■ **What is asked**
In the material below, find each line holding the string "dépose" and copy it.

■ **The input**
>>>>

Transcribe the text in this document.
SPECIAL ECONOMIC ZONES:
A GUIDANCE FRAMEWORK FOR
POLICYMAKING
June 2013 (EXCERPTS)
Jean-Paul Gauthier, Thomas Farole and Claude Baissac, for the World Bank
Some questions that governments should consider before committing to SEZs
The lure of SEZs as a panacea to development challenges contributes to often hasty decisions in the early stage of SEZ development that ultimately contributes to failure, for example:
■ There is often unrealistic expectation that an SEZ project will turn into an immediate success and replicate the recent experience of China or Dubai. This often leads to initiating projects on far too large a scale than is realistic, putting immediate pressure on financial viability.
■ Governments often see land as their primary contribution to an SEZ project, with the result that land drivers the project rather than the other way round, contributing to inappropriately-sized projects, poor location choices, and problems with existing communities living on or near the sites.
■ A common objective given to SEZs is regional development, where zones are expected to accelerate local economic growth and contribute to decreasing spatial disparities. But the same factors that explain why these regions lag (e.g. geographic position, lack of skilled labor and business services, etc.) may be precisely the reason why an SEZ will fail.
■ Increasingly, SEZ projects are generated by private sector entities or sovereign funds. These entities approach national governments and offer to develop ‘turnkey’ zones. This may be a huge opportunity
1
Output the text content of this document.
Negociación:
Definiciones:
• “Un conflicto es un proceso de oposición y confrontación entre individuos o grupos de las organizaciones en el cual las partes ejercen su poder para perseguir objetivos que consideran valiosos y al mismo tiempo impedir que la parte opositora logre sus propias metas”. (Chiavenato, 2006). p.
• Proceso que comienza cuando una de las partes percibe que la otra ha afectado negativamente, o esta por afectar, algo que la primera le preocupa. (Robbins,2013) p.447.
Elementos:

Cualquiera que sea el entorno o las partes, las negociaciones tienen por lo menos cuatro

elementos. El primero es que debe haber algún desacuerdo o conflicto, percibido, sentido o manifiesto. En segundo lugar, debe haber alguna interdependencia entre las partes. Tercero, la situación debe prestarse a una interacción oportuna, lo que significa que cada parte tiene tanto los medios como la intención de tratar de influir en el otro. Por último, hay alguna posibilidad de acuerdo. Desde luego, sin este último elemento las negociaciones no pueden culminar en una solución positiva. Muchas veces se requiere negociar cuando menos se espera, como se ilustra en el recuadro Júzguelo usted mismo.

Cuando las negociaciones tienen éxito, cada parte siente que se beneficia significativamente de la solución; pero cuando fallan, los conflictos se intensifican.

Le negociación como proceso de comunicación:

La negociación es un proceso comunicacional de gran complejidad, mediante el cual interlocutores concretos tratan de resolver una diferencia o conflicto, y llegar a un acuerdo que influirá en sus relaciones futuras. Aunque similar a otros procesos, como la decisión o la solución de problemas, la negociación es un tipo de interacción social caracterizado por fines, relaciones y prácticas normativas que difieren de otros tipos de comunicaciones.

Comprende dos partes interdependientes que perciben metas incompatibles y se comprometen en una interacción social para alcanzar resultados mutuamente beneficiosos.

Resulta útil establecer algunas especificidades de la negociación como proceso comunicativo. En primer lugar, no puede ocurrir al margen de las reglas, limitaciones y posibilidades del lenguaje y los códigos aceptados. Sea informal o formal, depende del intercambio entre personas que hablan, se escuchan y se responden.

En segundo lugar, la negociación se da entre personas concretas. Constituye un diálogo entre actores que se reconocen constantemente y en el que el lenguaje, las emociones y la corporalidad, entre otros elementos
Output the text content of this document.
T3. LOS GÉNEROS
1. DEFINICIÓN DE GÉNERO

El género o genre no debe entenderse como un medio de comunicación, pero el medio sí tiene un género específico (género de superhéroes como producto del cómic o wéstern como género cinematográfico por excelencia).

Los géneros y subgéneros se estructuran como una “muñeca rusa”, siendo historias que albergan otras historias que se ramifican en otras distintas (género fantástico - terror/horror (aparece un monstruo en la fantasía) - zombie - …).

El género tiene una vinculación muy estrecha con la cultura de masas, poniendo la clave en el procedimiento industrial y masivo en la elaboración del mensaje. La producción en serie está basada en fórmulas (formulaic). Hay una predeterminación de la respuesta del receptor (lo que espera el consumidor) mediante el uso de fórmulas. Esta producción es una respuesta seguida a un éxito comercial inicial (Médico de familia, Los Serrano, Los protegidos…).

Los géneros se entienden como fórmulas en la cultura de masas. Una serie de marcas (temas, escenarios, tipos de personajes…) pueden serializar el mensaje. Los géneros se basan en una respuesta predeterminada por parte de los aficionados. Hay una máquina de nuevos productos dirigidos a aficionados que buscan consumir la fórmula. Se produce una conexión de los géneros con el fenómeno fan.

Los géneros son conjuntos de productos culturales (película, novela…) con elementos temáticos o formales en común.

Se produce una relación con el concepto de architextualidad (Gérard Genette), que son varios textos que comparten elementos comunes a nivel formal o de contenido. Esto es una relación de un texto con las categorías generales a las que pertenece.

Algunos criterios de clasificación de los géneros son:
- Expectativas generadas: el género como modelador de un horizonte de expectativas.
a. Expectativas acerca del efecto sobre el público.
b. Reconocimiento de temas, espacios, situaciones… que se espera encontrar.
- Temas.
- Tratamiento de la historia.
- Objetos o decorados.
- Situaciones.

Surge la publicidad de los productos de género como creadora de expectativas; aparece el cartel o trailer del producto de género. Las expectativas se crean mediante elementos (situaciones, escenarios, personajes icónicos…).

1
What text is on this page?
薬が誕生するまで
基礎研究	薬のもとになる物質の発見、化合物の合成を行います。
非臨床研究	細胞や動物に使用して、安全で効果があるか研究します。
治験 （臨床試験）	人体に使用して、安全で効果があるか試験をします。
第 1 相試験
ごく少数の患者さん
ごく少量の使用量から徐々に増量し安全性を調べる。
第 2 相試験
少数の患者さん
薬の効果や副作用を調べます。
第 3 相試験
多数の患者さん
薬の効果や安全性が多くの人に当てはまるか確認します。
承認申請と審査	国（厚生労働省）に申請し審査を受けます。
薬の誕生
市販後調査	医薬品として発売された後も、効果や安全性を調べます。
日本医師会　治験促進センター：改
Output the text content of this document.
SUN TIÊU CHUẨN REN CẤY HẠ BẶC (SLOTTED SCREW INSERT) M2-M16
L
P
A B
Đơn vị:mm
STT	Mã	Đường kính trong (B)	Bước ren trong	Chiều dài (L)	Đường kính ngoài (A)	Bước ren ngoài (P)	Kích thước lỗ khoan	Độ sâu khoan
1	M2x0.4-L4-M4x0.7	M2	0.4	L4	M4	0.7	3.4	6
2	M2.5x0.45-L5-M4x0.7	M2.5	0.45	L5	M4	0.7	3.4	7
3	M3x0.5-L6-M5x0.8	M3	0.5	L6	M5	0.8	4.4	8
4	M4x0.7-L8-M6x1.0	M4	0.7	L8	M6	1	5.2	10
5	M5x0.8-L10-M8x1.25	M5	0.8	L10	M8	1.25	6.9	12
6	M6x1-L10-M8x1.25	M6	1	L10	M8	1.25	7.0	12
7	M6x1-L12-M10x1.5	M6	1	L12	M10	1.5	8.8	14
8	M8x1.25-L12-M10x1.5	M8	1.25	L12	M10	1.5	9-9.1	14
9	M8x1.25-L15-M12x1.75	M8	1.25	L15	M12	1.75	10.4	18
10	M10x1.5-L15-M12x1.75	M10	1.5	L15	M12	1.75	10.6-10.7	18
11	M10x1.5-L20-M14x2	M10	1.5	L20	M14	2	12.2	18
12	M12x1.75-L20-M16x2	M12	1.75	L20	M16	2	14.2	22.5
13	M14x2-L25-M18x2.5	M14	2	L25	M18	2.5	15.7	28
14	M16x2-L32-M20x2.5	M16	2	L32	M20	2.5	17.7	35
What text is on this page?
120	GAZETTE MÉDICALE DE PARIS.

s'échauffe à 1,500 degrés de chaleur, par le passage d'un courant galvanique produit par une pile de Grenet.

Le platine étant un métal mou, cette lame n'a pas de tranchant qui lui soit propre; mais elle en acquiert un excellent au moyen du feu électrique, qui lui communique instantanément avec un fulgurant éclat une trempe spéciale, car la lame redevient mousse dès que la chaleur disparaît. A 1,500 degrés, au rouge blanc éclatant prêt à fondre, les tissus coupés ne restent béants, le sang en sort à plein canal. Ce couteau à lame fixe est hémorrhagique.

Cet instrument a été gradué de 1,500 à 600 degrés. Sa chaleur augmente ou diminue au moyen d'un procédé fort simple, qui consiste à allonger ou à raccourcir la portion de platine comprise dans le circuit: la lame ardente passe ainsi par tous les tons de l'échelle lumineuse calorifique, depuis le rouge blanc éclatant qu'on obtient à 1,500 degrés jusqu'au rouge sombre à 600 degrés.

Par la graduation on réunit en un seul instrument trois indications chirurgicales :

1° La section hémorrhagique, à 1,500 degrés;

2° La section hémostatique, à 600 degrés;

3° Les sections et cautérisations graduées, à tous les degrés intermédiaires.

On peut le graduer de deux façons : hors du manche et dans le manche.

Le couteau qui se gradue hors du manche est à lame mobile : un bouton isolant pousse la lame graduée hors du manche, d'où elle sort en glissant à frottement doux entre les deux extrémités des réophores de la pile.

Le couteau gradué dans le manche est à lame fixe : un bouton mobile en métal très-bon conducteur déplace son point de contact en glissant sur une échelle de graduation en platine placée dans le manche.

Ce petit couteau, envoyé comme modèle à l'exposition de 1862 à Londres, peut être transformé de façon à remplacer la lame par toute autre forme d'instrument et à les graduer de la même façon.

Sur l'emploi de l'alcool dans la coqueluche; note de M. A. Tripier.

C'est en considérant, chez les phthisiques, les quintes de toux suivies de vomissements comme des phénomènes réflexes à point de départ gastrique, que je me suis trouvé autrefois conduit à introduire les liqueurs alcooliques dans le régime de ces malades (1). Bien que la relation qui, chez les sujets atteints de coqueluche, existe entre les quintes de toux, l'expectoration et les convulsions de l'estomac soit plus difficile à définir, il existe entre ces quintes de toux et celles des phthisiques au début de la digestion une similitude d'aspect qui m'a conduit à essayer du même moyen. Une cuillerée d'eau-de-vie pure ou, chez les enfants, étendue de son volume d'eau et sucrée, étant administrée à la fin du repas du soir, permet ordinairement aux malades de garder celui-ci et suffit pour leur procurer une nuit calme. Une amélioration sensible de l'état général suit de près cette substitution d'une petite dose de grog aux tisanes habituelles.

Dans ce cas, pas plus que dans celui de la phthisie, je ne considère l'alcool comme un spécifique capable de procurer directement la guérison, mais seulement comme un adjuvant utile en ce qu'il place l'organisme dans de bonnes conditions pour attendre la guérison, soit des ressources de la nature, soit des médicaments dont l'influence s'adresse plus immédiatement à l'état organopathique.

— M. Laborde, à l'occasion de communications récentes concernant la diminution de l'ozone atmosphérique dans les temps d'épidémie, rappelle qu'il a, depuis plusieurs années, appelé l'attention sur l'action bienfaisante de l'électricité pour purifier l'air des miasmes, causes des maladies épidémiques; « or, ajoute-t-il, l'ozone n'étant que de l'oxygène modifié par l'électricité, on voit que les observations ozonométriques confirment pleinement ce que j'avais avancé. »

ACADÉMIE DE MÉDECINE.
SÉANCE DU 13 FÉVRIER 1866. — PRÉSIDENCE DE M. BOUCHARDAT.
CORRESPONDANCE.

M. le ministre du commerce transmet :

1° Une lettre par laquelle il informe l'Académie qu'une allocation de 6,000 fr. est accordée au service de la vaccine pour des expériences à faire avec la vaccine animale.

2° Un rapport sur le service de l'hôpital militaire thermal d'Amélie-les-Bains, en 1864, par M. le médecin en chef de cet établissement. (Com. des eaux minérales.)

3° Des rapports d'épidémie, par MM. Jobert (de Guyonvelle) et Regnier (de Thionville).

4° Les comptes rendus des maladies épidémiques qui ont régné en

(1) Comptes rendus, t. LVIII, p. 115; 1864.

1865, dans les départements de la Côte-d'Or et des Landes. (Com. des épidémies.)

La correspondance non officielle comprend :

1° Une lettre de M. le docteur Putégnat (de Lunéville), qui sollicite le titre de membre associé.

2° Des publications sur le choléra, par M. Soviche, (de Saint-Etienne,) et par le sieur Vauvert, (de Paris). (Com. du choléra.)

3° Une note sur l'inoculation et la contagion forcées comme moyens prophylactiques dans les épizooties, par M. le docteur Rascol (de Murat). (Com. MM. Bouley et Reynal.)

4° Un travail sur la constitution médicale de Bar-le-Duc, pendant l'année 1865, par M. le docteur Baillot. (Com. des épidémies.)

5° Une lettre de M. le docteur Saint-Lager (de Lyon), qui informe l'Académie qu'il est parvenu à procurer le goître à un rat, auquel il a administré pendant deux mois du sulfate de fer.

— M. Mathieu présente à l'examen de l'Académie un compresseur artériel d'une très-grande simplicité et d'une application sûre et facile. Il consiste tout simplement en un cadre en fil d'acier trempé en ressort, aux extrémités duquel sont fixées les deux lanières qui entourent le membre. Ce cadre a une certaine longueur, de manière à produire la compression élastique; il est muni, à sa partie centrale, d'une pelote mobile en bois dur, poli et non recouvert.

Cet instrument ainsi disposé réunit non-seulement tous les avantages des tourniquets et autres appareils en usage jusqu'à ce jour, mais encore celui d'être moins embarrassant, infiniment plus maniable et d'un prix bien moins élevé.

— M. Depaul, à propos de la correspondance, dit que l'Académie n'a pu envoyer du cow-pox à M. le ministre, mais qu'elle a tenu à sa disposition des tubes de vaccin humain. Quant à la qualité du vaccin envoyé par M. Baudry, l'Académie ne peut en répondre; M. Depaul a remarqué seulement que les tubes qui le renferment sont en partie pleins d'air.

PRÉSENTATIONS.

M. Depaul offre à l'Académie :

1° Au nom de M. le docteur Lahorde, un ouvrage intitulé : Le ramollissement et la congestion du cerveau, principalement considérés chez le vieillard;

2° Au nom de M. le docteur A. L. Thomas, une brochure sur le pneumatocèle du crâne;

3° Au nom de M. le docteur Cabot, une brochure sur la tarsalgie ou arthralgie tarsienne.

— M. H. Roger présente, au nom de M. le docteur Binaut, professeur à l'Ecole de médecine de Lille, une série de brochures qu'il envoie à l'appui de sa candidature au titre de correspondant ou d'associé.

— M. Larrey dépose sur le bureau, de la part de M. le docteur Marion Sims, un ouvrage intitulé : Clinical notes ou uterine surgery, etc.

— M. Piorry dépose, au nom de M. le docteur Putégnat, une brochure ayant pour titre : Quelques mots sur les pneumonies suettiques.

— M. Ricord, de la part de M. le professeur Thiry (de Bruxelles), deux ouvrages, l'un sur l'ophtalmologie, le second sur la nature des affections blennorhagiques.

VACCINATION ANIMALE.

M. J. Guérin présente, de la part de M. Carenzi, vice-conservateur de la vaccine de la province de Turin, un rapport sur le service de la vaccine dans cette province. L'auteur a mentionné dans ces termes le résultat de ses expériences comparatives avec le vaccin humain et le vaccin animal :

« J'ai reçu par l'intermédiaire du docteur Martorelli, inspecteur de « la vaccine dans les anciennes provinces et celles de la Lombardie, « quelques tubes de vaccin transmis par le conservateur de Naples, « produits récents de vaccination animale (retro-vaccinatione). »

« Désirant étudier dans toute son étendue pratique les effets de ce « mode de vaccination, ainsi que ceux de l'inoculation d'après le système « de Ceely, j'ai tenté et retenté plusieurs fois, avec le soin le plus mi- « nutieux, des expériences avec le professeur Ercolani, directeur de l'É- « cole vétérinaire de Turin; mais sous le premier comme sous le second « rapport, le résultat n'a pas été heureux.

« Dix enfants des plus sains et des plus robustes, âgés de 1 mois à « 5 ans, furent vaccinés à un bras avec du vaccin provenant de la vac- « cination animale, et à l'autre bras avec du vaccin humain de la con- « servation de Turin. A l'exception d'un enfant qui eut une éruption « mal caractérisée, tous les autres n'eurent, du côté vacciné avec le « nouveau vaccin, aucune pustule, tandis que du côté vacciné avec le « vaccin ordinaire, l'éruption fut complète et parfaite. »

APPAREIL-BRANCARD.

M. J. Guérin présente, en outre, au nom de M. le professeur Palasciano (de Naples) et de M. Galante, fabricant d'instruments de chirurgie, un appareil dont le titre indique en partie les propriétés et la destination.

<<<<

■ **Expected answer**
— M. Larrey dépose sur le bureau, de la part de M. le docteur Marion Sims, un ouvrage intitulé : Clinical notes ou uterine surgery, etc.
— M. Piorry dépose, au nom de M. le docteur Putégnat, une brochure ayant pour titre : Quelques mots sur les pneumonies suettiques.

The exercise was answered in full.